**Stated task:**
State how many lines of the data contain the word "importantes", and write nothing besides the number.

▼▼▼

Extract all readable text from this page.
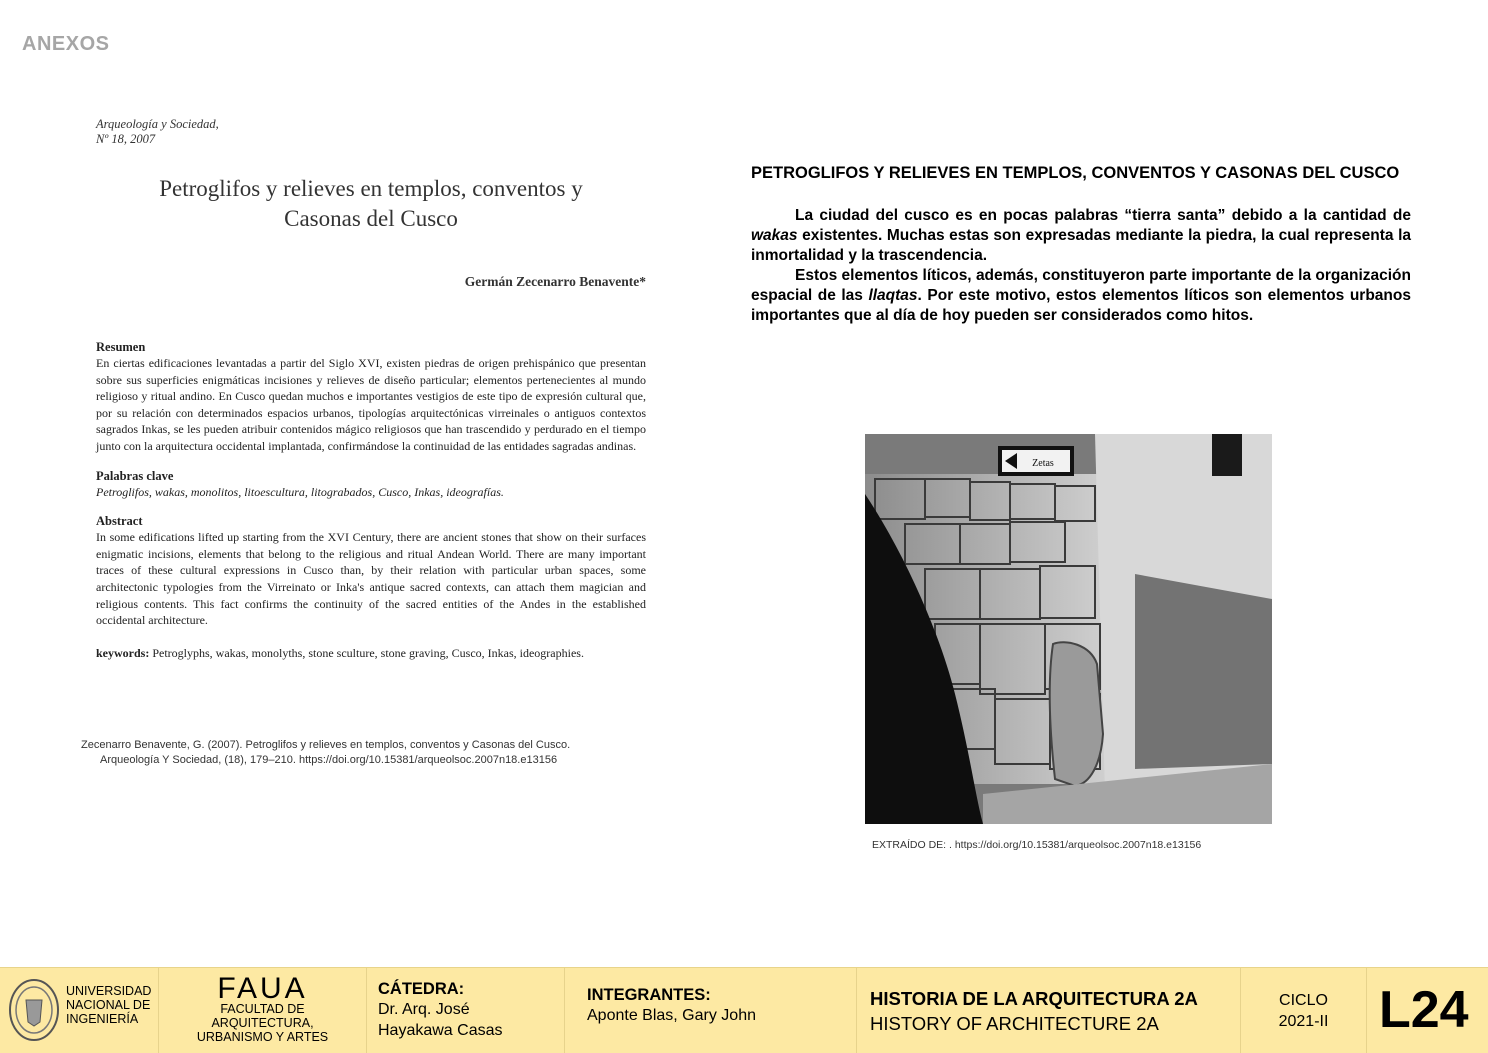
ANEXOS
Arqueología y Sociedad,
Nº 18, 2007
Petroglifos y relieves en templos, conventos y
Casonas del Cusco
Germán Zecenarro Benavente*
Resumen
En ciertas edificaciones levantadas a partir del Siglo XVI, existen piedras de origen prehispánico que presentan sobre sus superficies enigmáticas incisiones y relieves de diseño particular; elementos pertenecientes al mundo religioso y ritual andino. En Cusco quedan muchos e importantes vestigios de este tipo de expresión cultural que, por su relación con determinados espacios urbanos, tipologías arquitectónicas virreinales o antiguos contextos sagrados Inkas, se les pueden atribuir contenidos mágico religiosos que han trascendido y perdurado en el tiempo junto con la arquitectura occidental implantada, confirmándose la continuidad de las entidades sagradas andinas.
Palabras clave
Petroglifos, wakas, monolitos, litoescultura, litograbados, Cusco, Inkas, ideografías.
Abstract
In some edifications lifted up starting from the XVI Century, there are ancient stones that show on their surfaces enigmatic incisions, elements that belong to the religious and ritual Andean World. There are many important traces of these cultural expressions in Cusco than, by their relation with particular urban spaces, some architectonic typologies from the Virreinato or Inka's antique sacred contexts, can attach them magician and religious contents. This fact confirms the continuity of the sacred entities of the Andes in the established occidental architecture.
keywords: Petroglyphs, wakas, monolyths, stone sculture, stone graving, Cusco, Inkas, ideographies.
Zecenarro Benavente, G. (2007). Petroglifos y relieves en templos, conventos y Casonas del Cusco.
Arqueología Y Sociedad, (18), 179–210. https://doi.org/10.15381/arqueolsoc.2007n18.e13156
PETROGLIFOS Y RELIEVES EN TEMPLOS, CONVENTOS Y CASONAS DEL CUSCO

La ciudad del cusco es en pocas palabras “tierra santa” debido a la cantidad de wakas existentes. Muchas estas son expresadas mediante la piedra, la cual representa la inmortalidad y la trascendencia.

Estos elementos líticos, además, constituyeron parte importante de la organización espacial de las llaqtas. Por este motivo, estos elementos líticos son elementos urbanos importantes que al día de hoy pueden ser considerados como hitos.

Zetas
EXTRAÍDO DE: . https://doi.org/10.15381/arqueolsoc.2007n18.e13156
UNIVERSIDAD
NACIONAL DE
INGENIERÍA
FAUA
FACULTAD DE
ARQUITECTURA,
URBANISMO Y ARTES
CÁTEDRA:
Dr. Arq. José
Hayakawa Casas
INTEGRANTES:
Aponte Blas, Gary John
HISTORIA DE LA ARQUITECTURA 2A
HISTORY OF ARCHITECTURE 2A
CICLO
2021-II L24
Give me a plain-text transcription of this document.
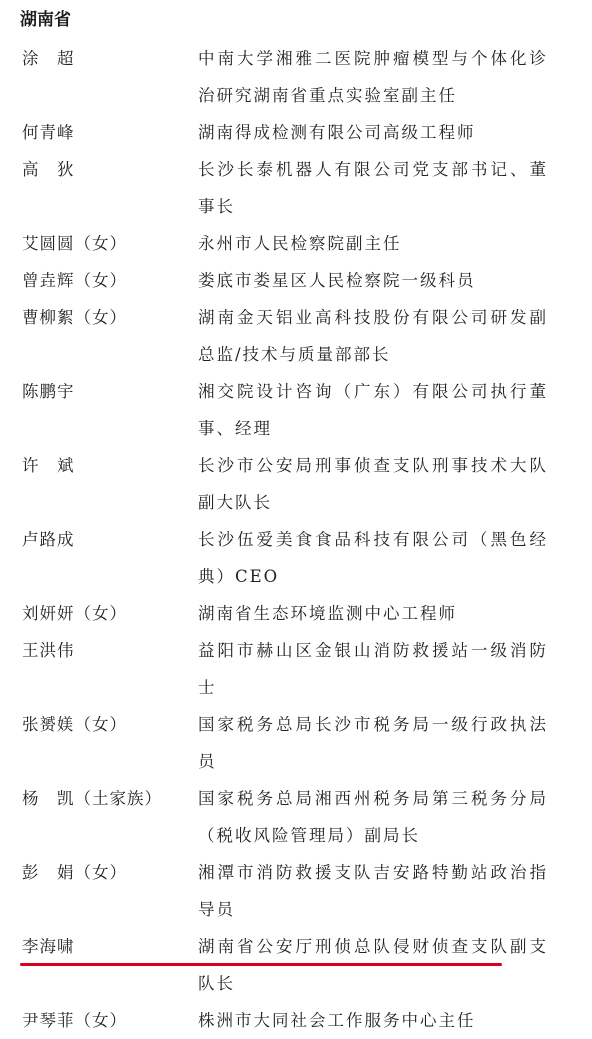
湖南省
涂　超	中南大学湘雅二医院肿瘤模型与个体化诊治研究湖南省重点实验室副主任
何青峰	湖南得成检测有限公司高级工程师
高　狄	长沙长泰机器人有限公司党支部书记、董事长
艾圆圆（女）	永州市人民检察院副主任
曾垚辉（女）	娄底市娄星区人民检察院一级科员
曹柳絮（女）	湖南金天铝业高科技股份有限公司研发副总监/技术与质量部部长
陈鹏宇	湘交院设计咨询（广东）有限公司执行董事、经理
许　斌	长沙市公安局刑事侦查支队刑事技术大队副大队长
卢路成	长沙伍爱美食食品科技有限公司（黑色经典）CEO
刘妍妍（女）	湖南省生态环境监测中心工程师
王洪伟	益阳市赫山区金银山消防救援站一级消防士
张赟媄（女）	国家税务总局长沙市税务局一级行政执法员
杨　凯（土家族）	国家税务总局湘西州税务局第三税务分局（税收风险管理局）副局长
彭　娟（女）	湘潭市消防救援支队吉安路特勤站政治指导员
李海啸	湖南省公安厅刑侦总队侵财侦查支队副支队长
尹琴菲（女）	株洲市大同社会工作服务中心主任
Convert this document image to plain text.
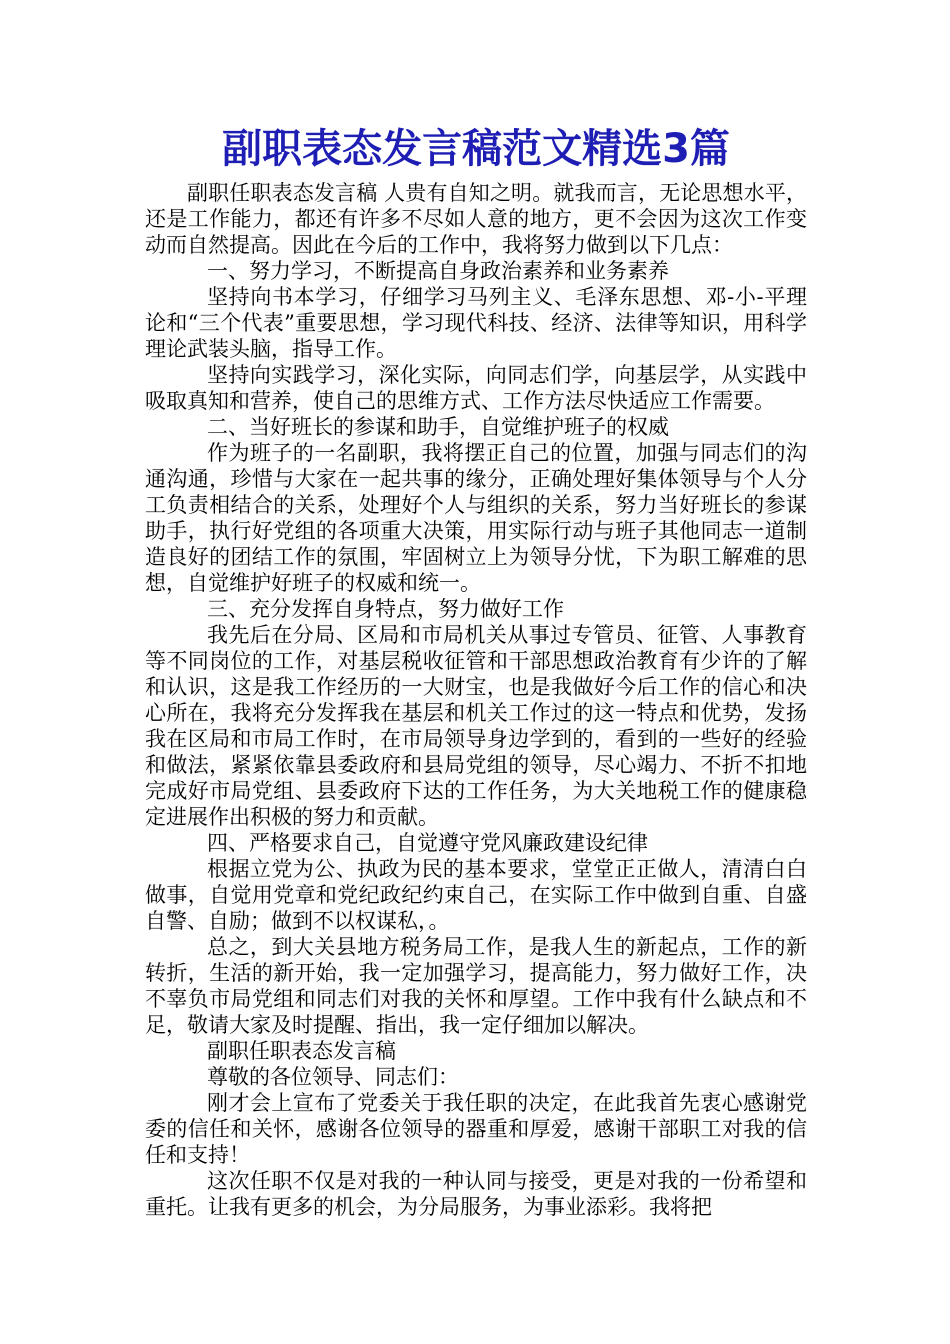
副职表态发言稿范文精选3篇

副职任职表态发言稿 人贵有自知之明。就我而言，无论思想水平，还是工作能力，都还有许多不尽如人意的地方，更不会因为这次工作变动而自然提高。因此在今后的工作中，我将努力做到以下几点：

一、努力学习，不断提高自身政治素养和业务素养

坚持向书本学习，仔细学习马列主义、毛泽东思想、邓-小-平理论和“三个代表”重要思想，学习现代科技、经济、法律等知识，用科学理论武装头脑，指导工作。

坚持向实践学习，深化实际，向同志们学，向基层学，从实践中吸取真知和营养，使自己的思维方式、工作方法尽快适应工作需要。

二、当好班长的参谋和助手，自觉维护班子的权威

作为班子的一名副职，我将摆正自己的位置，加强与同志们的沟通沟通，珍惜与大家在一起共事的缘分，正确处理好集体领导与个人分工负责相结合的关系，处理好个人与组织的关系，努力当好班长的参谋助手，执行好党组的各项重大决策，用实际行动与班子其他同志一道制造良好的团结工作的氛围，牢固树立上为领导分忧，下为职工解难的思想，自觉维护好班子的权威和统一。

三、充分发挥自身特点，努力做好工作

我先后在分局、区局和市局机关从事过专管员、征管、人事教育等不同岗位的工作，对基层税收征管和干部思想政治教育有少许的了解和认识，这是我工作经历的一大财宝，也是我做好今后工作的信心和决心所在，我将充分发挥我在基层和机关工作过的这一特点和优势，发扬我在区局和市局工作时，在市局领导身边学到的，看到的一些好的经验和做法，紧紧依靠县委政府和县局党组的领导，尽心竭力、不折不扣地完成好市局党组、县委政府下达的工作任务，为大关地税工作的健康稳定进展作出积极的努力和贡献。

四、严格要求自己，自觉遵守党风廉政建设纪律

根据立党为公、执政为民的基本要求，堂堂正正做人，清清白白做事，自觉用党章和党纪政纪约束自己，在实际工作中做到自重、自盛自警、自励；做到不以权谋私，。

总之，到大关县地方税务局工作，是我人生的新起点，工作的新转折，生活的新开始，我一定加强学习，提高能力，努力做好工作，决不辜负市局党组和同志们对我的关怀和厚望。工作中我有什么缺点和不足，敬请大家及时提醒、指出，我一定仔细加以解决。

副职任职表态发言稿

尊敬的各位领导、同志们：

刚才会上宣布了党委关于我任职的决定，在此我首先衷心感谢党委的信任和关怀，感谢各位领导的器重和厚爱，感谢干部职工对我的信任和支持！

这次任职不仅是对我的一种认同与接受，更是对我的一份希望和重托。让我有更多的机会，为分局服务，为事业添彩。我将把
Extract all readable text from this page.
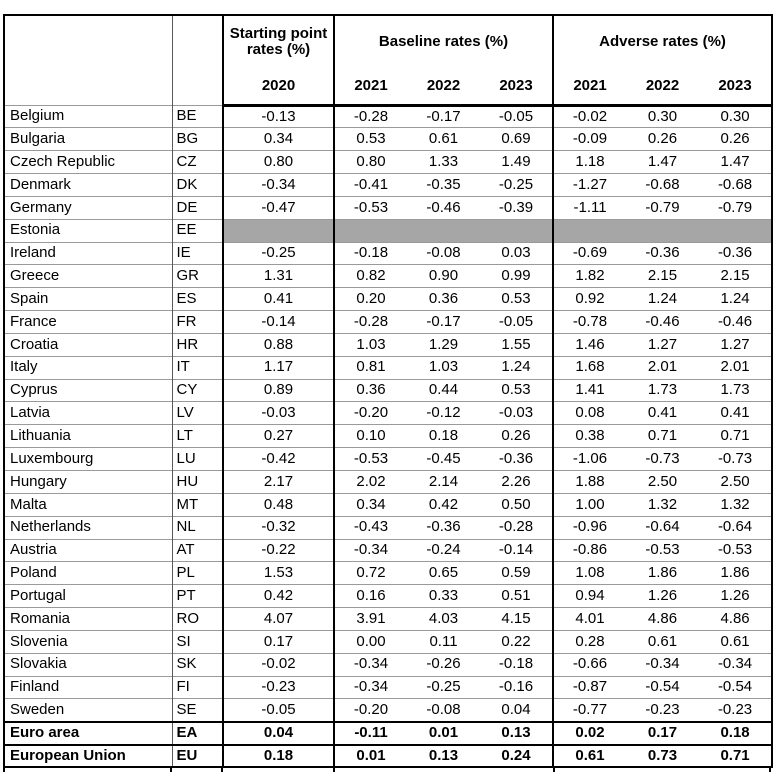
		Starting point rates (%)	Baseline rates (%)			Adverse rates (%)		
		2020	2021	2022	2023	2021	2022	2023
Belgium	BE	-0.13	-0.28	-0.17	-0.05	-0.02	0.30	0.30
Bulgaria	BG	0.34	0.53	0.61	0.69	-0.09	0.26	0.26
Czech Republic	CZ	0.80	0.80	1.33	1.49	1.18	1.47	1.47
Denmark	DK	-0.34	-0.41	-0.35	-0.25	-1.27	-0.68	-0.68
Germany	DE	-0.47	-0.53	-0.46	-0.39	-1.11	-0.79	-0.79
Estonia	EE							
Ireland	IE	-0.25	-0.18	-0.08	0.03	-0.69	-0.36	-0.36
Greece	GR	1.31	0.82	0.90	0.99	1.82	2.15	2.15
Spain	ES	0.41	0.20	0.36	0.53	0.92	1.24	1.24
France	FR	-0.14	-0.28	-0.17	-0.05	-0.78	-0.46	-0.46
Croatia	HR	0.88	1.03	1.29	1.55	1.46	1.27	1.27
Italy	IT	1.17	0.81	1.03	1.24	1.68	2.01	2.01
Cyprus	CY	0.89	0.36	0.44	0.53	1.41	1.73	1.73
Latvia	LV	-0.03	-0.20	-0.12	-0.03	0.08	0.41	0.41
Lithuania	LT	0.27	0.10	0.18	0.26	0.38	0.71	0.71
Luxembourg	LU	-0.42	-0.53	-0.45	-0.36	-1.06	-0.73	-0.73
Hungary	HU	2.17	2.02	2.14	2.26	1.88	2.50	2.50
Malta	MT	0.48	0.34	0.42	0.50	1.00	1.32	1.32
Netherlands	NL	-0.32	-0.43	-0.36	-0.28	-0.96	-0.64	-0.64
Austria	AT	-0.22	-0.34	-0.24	-0.14	-0.86	-0.53	-0.53
Poland	PL	1.53	0.72	0.65	0.59	1.08	1.86	1.86
Portugal	PT	0.42	0.16	0.33	0.51	0.94	1.26	1.26
Romania	RO	4.07	3.91	4.03	4.15	4.01	4.86	4.86
Slovenia	SI	0.17	0.00	0.11	0.22	0.28	0.61	0.61
Slovakia	SK	-0.02	-0.34	-0.26	-0.18	-0.66	-0.34	-0.34
Finland	FI	-0.23	-0.34	-0.25	-0.16	-0.87	-0.54	-0.54
Sweden	SE	-0.05	-0.20	-0.08	0.04	-0.77	-0.23	-0.23
Euro area	EA	0.04	-0.11	0.01	0.13	0.02	0.17	0.18
European Union	EU	0.18	0.01	0.13	0.24	0.61	0.73	0.71
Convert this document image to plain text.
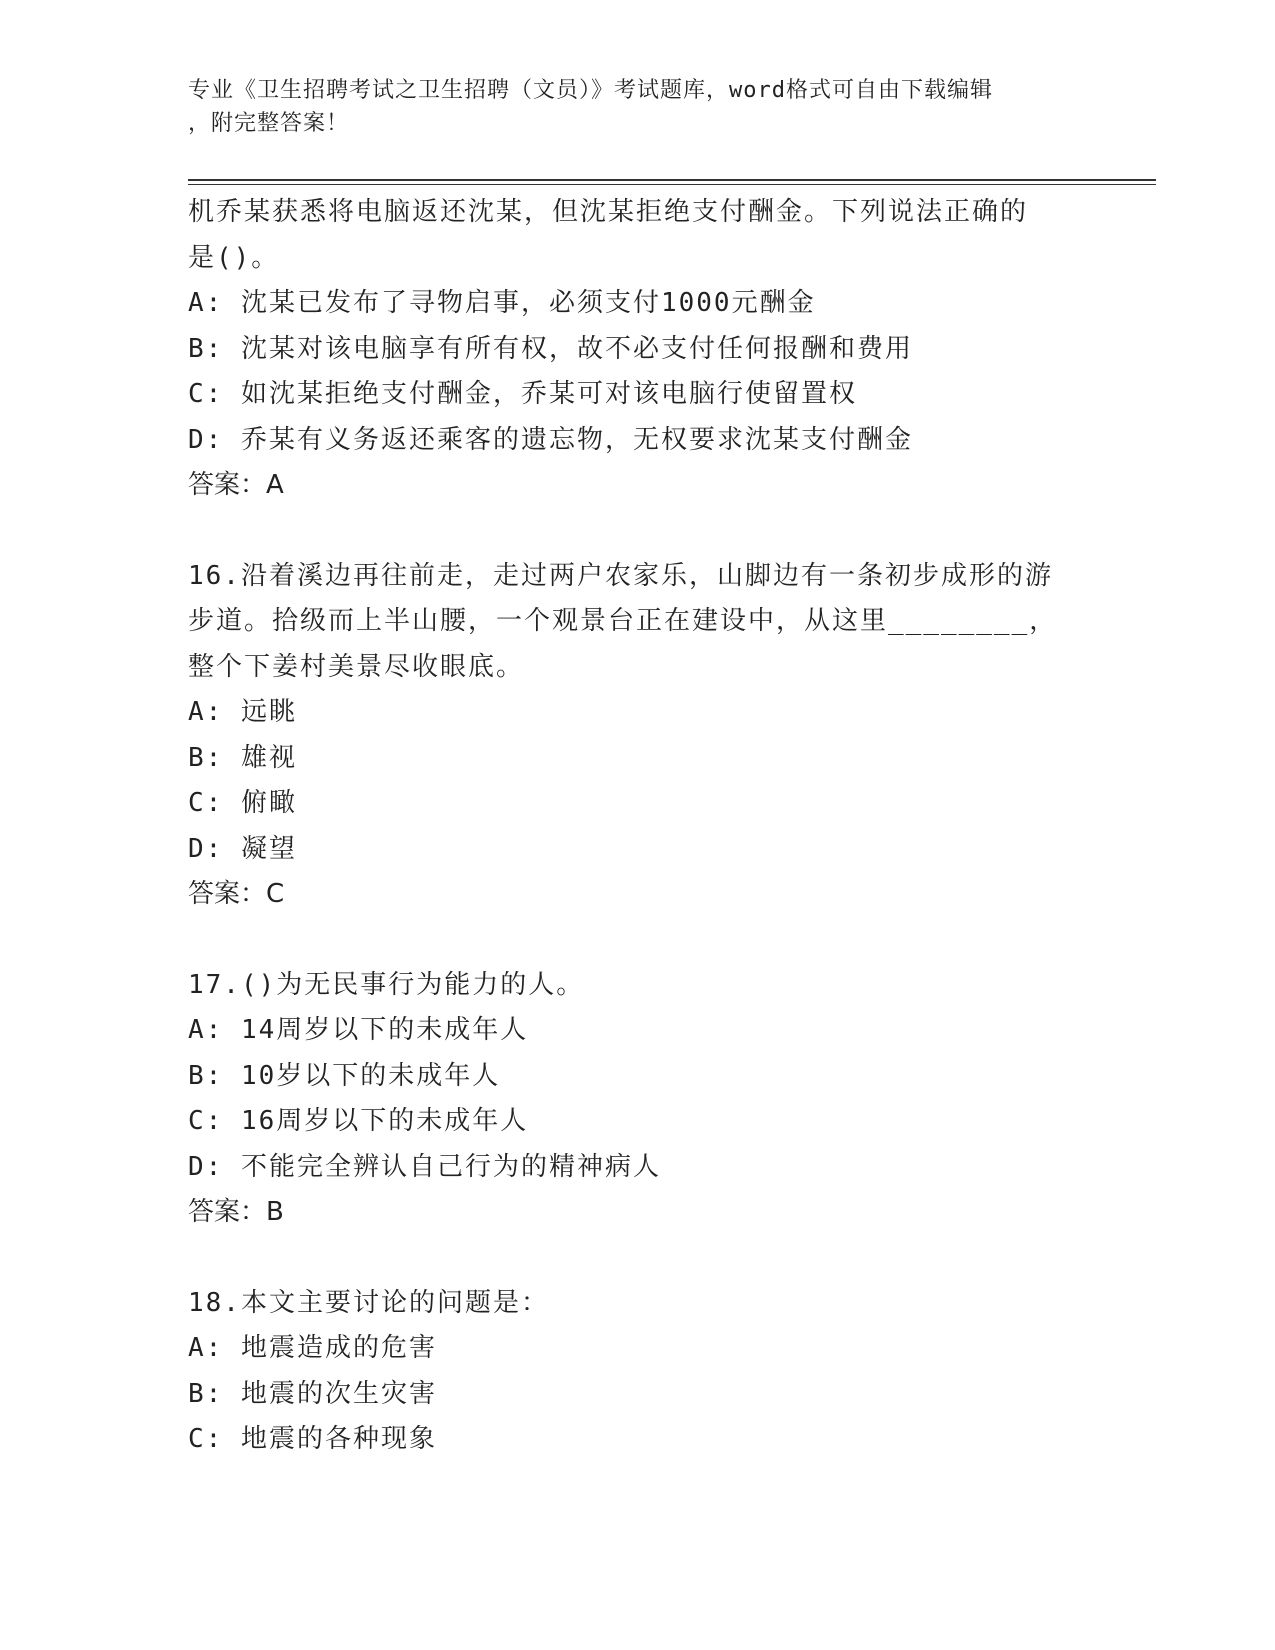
专业《卫生招聘考试之卫生招聘（文员）》考试题库，word格式可自由下载编辑
，附完整答案！
机乔某获悉将电脑返还沈某，但沈某拒绝支付酬金。下列说法正确的
是()。
A: 沈某已发布了寻物启事，必须支付1000元酬金
B: 沈某对该电脑享有所有权，故不必支付任何报酬和费用
C: 如沈某拒绝支付酬金，乔某可对该电脑行使留置权
D: 乔某有义务返还乘客的遗忘物，无权要求沈某支付酬金
答案：A
16.沿着溪边再往前走，走过两户农家乐，山脚边有一条初步成形的游
步道。拾级而上半山腰，一个观景台正在建设中，从这里________，
整个下姜村美景尽收眼底。
A: 远眺
B: 雄视
C: 俯瞰
D: 凝望
答案：C
17.()为无民事行为能力的人。
A: 14周岁以下的未成年人
B: 10岁以下的未成年人
C: 16周岁以下的未成年人
D: 不能完全辨认自己行为的精神病人
答案：B
18.本文主要讨论的问题是：
A: 地震造成的危害
B: 地震的次生灾害
C: 地震的各种现象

▲▲▲

**Worked answer:**
2